- Excerpted records -
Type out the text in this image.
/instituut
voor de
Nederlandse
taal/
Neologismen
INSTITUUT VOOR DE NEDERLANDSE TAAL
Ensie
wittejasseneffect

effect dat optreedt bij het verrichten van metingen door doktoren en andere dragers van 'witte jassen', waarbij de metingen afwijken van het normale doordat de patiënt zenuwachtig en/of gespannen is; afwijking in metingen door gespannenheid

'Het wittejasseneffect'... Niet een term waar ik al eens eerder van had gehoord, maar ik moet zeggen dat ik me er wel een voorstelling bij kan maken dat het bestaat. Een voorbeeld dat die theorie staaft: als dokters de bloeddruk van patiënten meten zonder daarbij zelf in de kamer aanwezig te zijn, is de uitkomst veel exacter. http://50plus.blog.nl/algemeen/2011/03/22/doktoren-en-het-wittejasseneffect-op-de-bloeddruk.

==

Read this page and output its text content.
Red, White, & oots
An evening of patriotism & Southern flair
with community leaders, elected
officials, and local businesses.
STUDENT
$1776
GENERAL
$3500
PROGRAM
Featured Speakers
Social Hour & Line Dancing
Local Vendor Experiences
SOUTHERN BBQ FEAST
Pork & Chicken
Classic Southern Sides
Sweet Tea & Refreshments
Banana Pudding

- Task description -
Copy out each line of the records that holds the string "wittejasseneffect".

- Reply to the exercise -
wittejasseneffect
'Het wittejasseneffect'... Niet een term waar ik al eens eerder van had gehoord, maar ik moet zeggen dat ik me er wel een voorstelling bij kan maken dat het bestaat. Een voorbeeld dat die theorie staaft: als dokters de bloeddruk van patiënten meten zonder daarbij zelf in de kamer aanwezig te zijn, is de uitkomst veel exacter. http://50plus.blog.nl/algemeen/2011/03/22/doktoren-en-het-wittejasseneffect-op-de-bloeddruk.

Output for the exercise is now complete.